◆ STORED DATA
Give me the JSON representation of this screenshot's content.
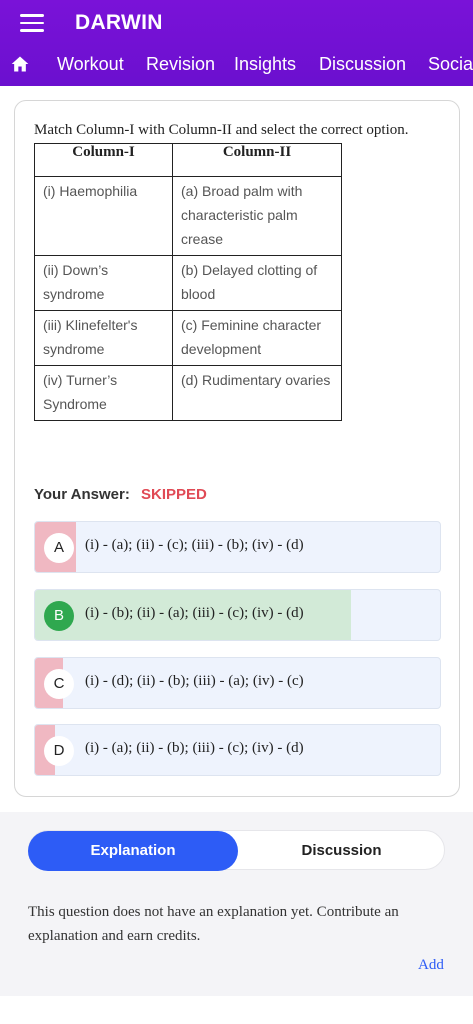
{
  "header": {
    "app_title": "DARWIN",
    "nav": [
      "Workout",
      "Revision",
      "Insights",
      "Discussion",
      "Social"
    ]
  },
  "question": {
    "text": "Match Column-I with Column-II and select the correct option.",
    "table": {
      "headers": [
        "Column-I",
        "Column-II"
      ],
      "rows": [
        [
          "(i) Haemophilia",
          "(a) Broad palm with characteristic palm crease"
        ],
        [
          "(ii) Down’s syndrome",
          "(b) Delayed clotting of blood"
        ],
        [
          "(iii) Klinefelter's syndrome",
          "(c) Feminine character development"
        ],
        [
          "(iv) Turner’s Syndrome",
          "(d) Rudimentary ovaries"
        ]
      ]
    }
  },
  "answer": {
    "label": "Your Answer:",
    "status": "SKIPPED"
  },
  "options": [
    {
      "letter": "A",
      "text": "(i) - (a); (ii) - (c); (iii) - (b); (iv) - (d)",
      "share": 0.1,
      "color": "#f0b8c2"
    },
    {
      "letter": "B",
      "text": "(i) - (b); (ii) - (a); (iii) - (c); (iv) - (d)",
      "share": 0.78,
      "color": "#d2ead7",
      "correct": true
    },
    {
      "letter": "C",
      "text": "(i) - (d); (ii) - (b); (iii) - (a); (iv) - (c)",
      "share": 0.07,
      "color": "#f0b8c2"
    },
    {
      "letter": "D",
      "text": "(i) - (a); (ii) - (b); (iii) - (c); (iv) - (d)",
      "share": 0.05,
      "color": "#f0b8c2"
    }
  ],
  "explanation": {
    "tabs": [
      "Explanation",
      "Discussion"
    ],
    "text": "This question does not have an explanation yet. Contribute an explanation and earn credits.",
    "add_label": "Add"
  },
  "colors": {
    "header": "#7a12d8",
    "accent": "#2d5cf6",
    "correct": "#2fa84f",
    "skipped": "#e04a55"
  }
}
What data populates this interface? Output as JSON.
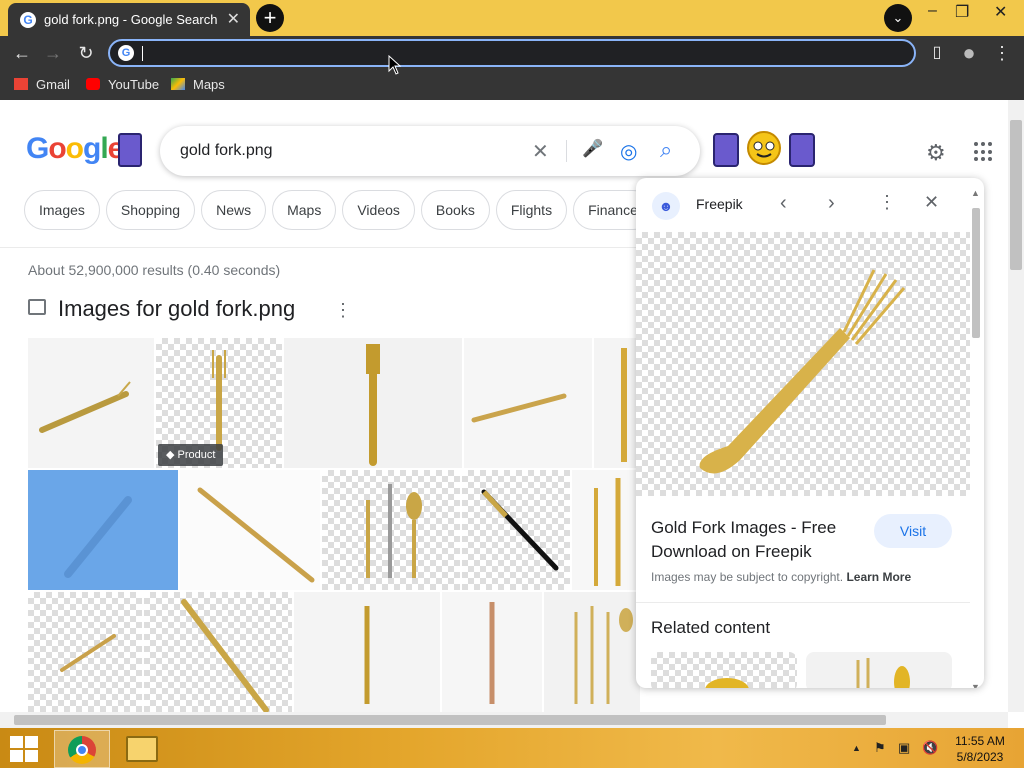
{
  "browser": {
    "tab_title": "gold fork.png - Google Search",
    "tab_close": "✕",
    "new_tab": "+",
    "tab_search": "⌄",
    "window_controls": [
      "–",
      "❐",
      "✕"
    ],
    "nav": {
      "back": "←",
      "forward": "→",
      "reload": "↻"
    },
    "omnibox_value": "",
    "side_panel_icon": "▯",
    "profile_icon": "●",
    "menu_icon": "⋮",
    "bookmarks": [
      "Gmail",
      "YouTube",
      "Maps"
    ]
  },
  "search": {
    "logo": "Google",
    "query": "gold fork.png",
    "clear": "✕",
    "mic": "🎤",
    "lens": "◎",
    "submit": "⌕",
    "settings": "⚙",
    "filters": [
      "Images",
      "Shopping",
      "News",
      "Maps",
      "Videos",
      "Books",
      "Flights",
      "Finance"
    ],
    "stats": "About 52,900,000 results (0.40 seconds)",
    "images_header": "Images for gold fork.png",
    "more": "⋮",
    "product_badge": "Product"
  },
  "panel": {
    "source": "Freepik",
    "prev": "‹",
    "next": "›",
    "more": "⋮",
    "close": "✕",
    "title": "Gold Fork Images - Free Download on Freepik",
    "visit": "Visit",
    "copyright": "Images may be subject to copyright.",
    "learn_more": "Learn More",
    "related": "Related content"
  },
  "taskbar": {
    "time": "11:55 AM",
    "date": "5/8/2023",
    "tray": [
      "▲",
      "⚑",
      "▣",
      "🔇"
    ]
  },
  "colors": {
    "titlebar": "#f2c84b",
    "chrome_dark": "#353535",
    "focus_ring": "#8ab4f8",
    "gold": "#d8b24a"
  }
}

◆ JOB
Output each line exactly; omit every picture.

◆ THE ANSWER
Give me the JSON representation of this screenshot's content.
{
  "header": {
    "app_title": "DARWIN",
    "nav": [
      "Workout",
      "Revision",
      "Insights",
      "Discussion",
      "Social"
    ]
  },
  "question": {
    "text": "Match Column-I with Column-II and select the correct option.",
    "table": {
      "headers": [
        "Column-I",
        "Column-II"
      ],
      "rows": [
        [
          "(i) Haemophilia",
          "(a) Broad palm with characteristic palm crease"
        ],
        [
          "(ii) Down’s syndrome",
          "(b) Delayed clotting of blood"
        ],
        [
          "(iii) Klinefelter's syndrome",
          "(c) Feminine character development"
        ],
        [
          "(iv) Turner’s Syndrome",
          "(d) Rudimentary ovaries"
        ]
      ]
    }
  },
  "answer": {
    "label": "Your Answer:",
    "status": "SKIPPED"
  },
  "options": [
    {
      "letter": "A",
      "text": "(i) - (a); (ii) - (c); (iii) - (b); (iv) - (d)",
      "share": 0.1,
      "color": "#f0b8c2"
    },
    {
      "letter": "B",
      "text": "(i) - (b); (ii) - (a); (iii) - (c); (iv) - (d)",
      "share": 0.78,
      "color": "#d2ead7",
      "correct": true
    },
    {
      "letter": "C",
      "text": "(i) - (d); (ii) - (b); (iii) - (a); (iv) - (c)",
      "share": 0.07,
      "color": "#f0b8c2"
    },
    {
      "letter": "D",
      "text": "(i) - (a); (ii) - (b); (iii) - (c); (iv) - (d)",
      "share": 0.05,
      "color": "#f0b8c2"
    }
  ],
  "explanation": {
    "tabs": [
      "Explanation",
      "Discussion"
    ],
    "text": "This question does not have an explanation yet. Contribute an explanation and earn credits.",
    "add_label": "Add"
  },
  "colors": {
    "header": "#7a12d8",
    "accent": "#2d5cf6",
    "correct": "#2fa84f",
    "skipped": "#e04a55"
  }
}
What data populates this interface? Output as JSON.
{
  "browser": {
    "tab_title": "gold fork.png - Google Search",
    "tab_close": "✕",
    "new_tab": "+",
    "tab_search": "⌄",
    "window_controls": [
      "–",
      "❐",
      "✕"
    ],
    "nav": {
      "back": "←",
      "forward": "→",
      "reload": "↻"
    },
    "omnibox_value": "",
    "side_panel_icon": "▯",
    "profile_icon": "●",
    "menu_icon": "⋮",
    "bookmarks": [
      "Gmail",
      "YouTube",
      "Maps"
    ]
  },
  "search": {
    "logo": "Google",
    "query": "gold fork.png",
    "clear": "✕",
    "mic": "🎤",
    "lens": "◎",
    "submit": "⌕",
    "settings": "⚙",
    "filters": [
      "Images",
      "Shopping",
      "News",
      "Maps",
      "Videos",
      "Books",
      "Flights",
      "Finance"
    ],
    "stats": "About 52,900,000 results (0.40 seconds)",
    "images_header": "Images for gold fork.png",
    "more": "⋮",
    "product_badge": "Product"
  },
  "panel": {
    "source": "Freepik",
    "prev": "‹",
    "next": "›",
    "more": "⋮",
    "close": "✕",
    "title": "Gold Fork Images - Free Download on Freepik",
    "visit": "Visit",
    "copyright": "Images may be subject to copyright.",
    "learn_more": "Learn More",
    "related": "Related content"
  },
  "taskbar": {
    "time": "11:55 AM",
    "date": "5/8/2023",
    "tray": [
      "▲",
      "⚑",
      "▣",
      "🔇"
    ]
  },
  "colors": {
    "titlebar": "#f2c84b",
    "chrome_dark": "#353535",
    "focus_ring": "#8ab4f8",
    "gold": "#d8b24a"
  }
}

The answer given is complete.